--- BEGIN Data excerpts ---
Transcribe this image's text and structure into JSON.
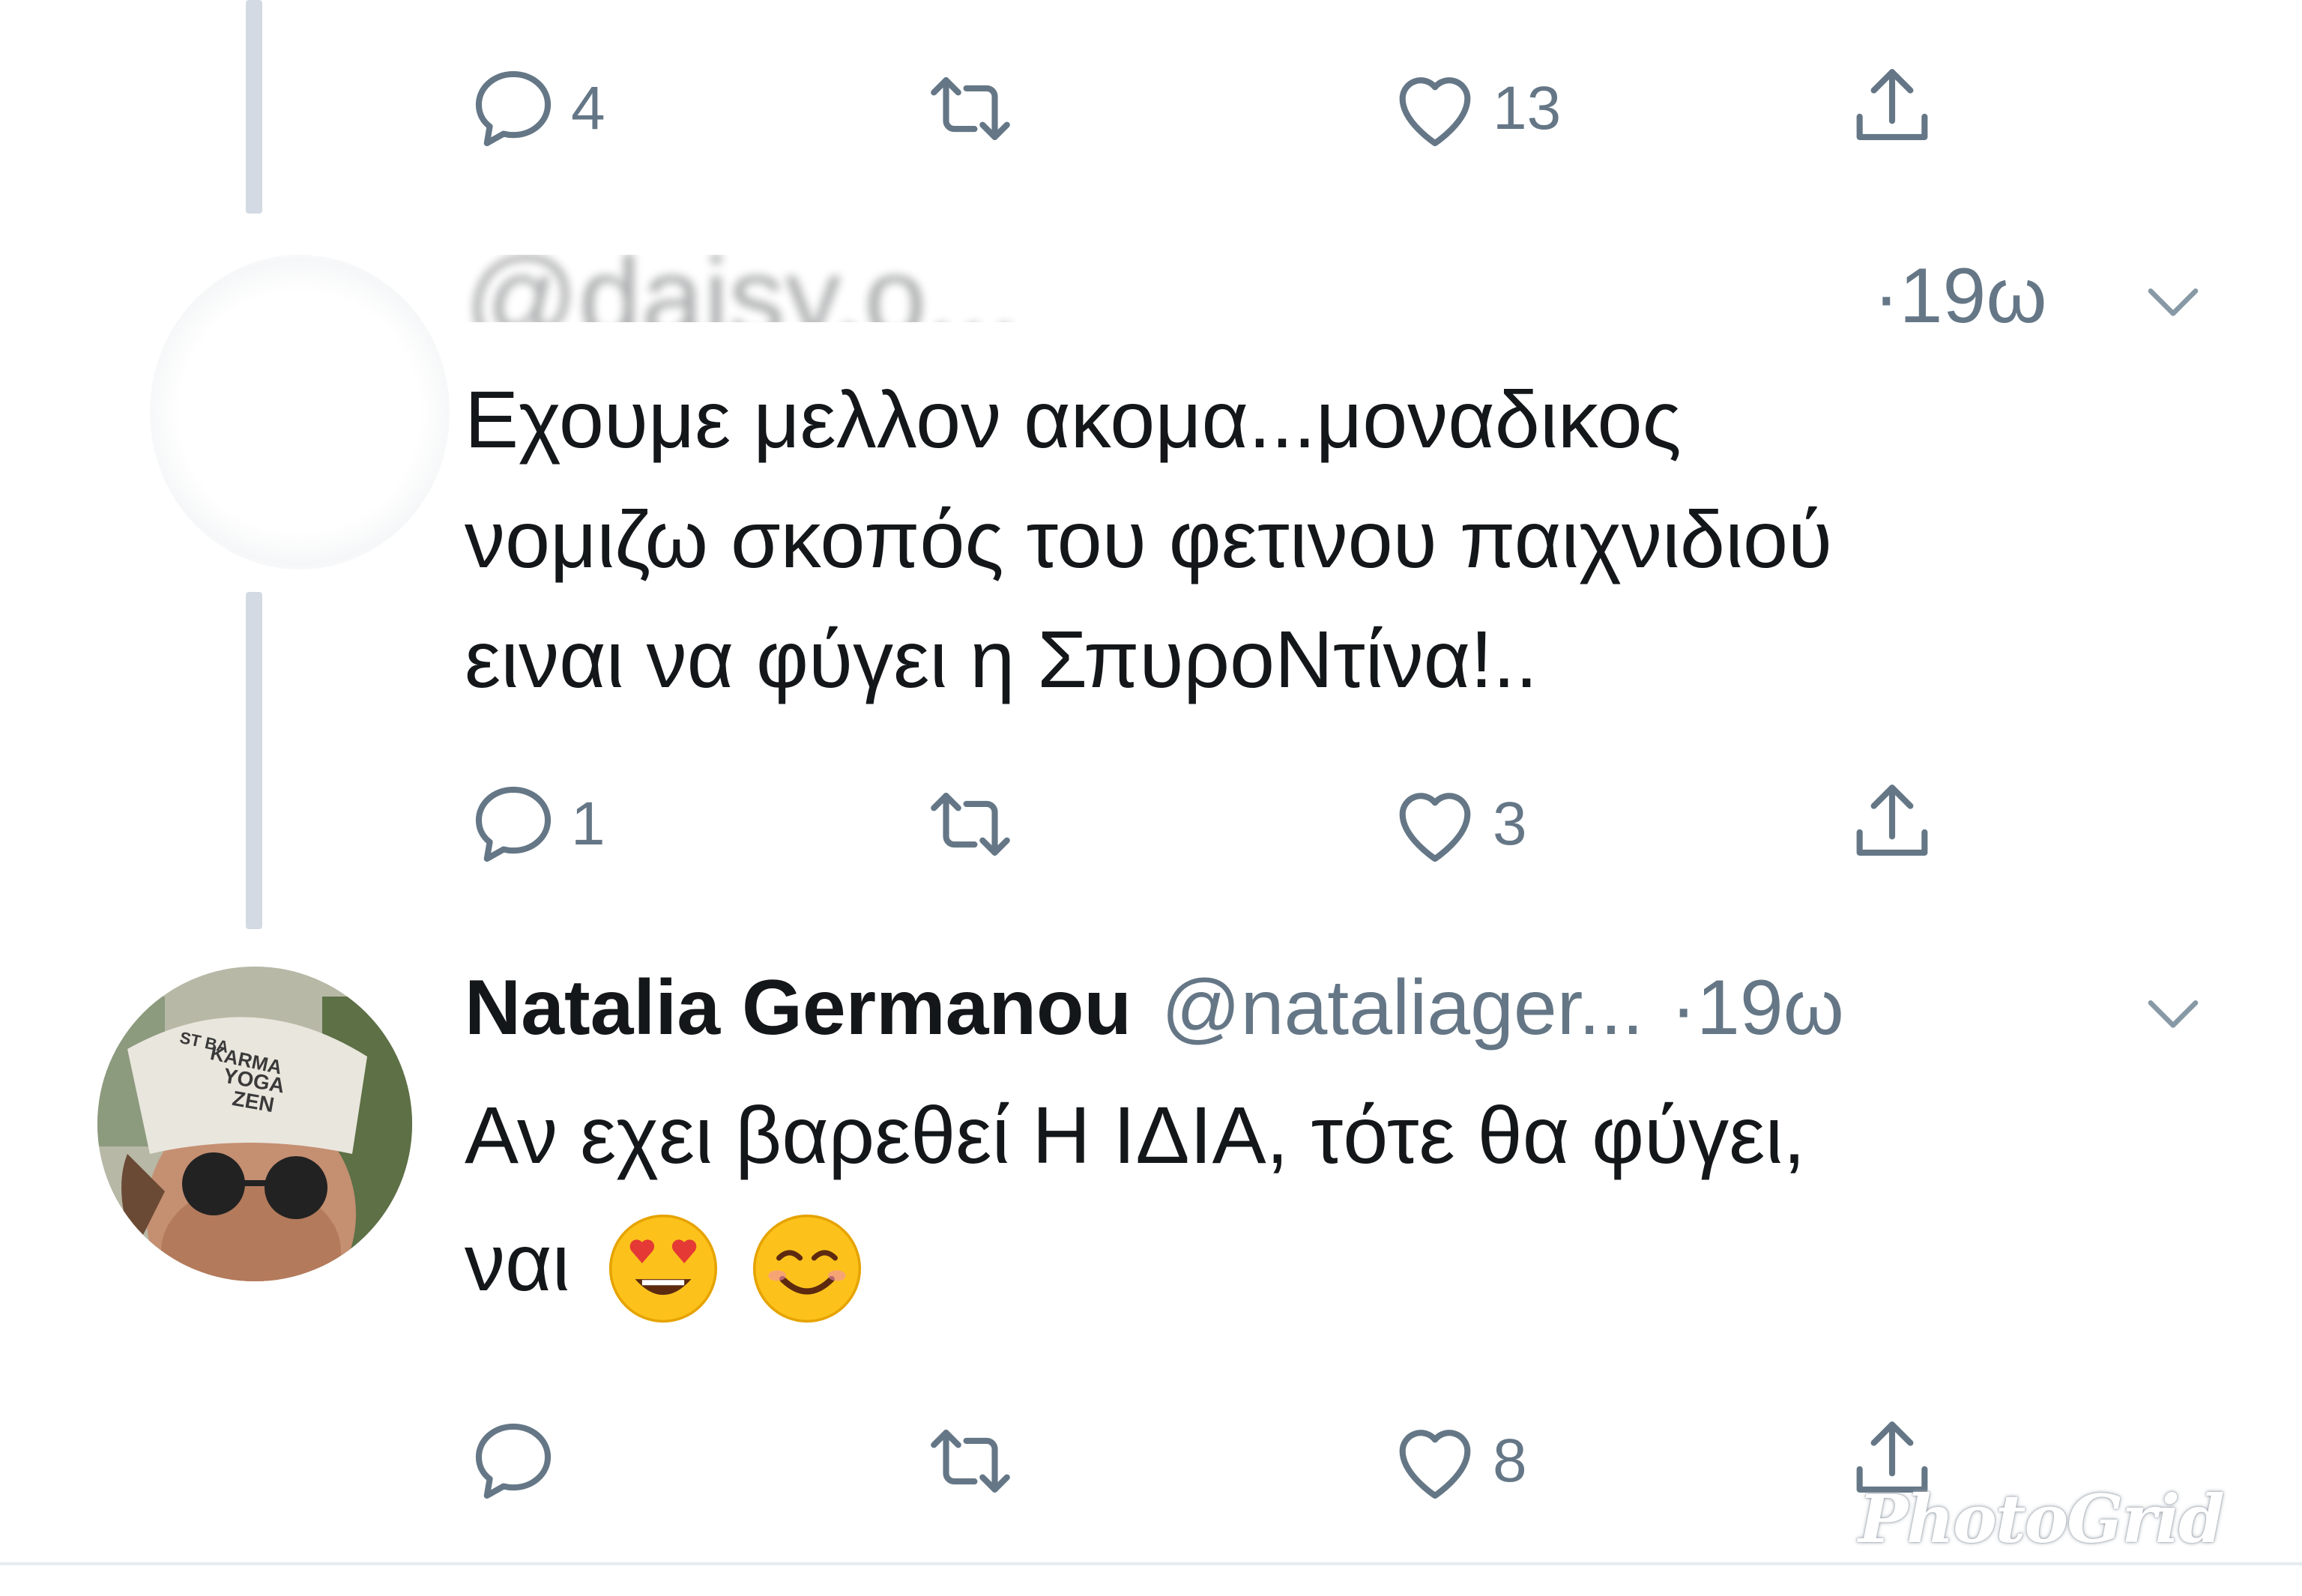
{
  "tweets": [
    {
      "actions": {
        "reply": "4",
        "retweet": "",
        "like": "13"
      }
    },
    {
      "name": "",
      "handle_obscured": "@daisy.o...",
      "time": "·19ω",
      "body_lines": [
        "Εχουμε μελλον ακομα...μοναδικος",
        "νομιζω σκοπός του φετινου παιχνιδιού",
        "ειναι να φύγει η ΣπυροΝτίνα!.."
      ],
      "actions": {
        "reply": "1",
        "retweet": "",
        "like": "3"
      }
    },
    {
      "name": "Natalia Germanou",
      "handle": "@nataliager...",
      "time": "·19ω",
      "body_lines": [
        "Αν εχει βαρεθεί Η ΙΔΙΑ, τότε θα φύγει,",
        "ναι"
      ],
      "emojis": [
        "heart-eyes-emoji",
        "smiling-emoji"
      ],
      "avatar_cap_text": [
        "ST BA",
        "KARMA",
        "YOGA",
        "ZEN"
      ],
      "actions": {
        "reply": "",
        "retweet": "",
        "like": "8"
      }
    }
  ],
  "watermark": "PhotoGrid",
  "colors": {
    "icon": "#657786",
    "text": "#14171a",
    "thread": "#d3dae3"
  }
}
--- END Data excerpts ---
▶ **Task to complete**
Retype the whole listing, keeping every line identical and omitting all pictures.

▶ **Result of this exercise**
Transcribe this image's text and structure into JSON.
{
  "tweets": [
    {
      "actions": {
        "reply": "4",
        "retweet": "",
        "like": "13"
      }
    },
    {
      "name": "",
      "handle_obscured": "@daisy.o...",
      "time": "·19ω",
      "body_lines": [
        "Εχουμε μελλον ακομα...μοναδικος",
        "νομιζω σκοπός του φετινου παιχνιδιού",
        "ειναι να φύγει η ΣπυροΝτίνα!.."
      ],
      "actions": {
        "reply": "1",
        "retweet": "",
        "like": "3"
      }
    },
    {
      "name": "Natalia Germanou",
      "handle": "@nataliager...",
      "time": "·19ω",
      "body_lines": [
        "Αν εχει βαρεθεί Η ΙΔΙΑ, τότε θα φύγει,",
        "ναι"
      ],
      "emojis": [
        "heart-eyes-emoji",
        "smiling-emoji"
      ],
      "avatar_cap_text": [
        "ST BA",
        "KARMA",
        "YOGA",
        "ZEN"
      ],
      "actions": {
        "reply": "",
        "retweet": "",
        "like": "8"
      }
    }
  ],
  "watermark": "PhotoGrid",
  "colors": {
    "icon": "#657786",
    "text": "#14171a",
    "thread": "#d3dae3"
  }
}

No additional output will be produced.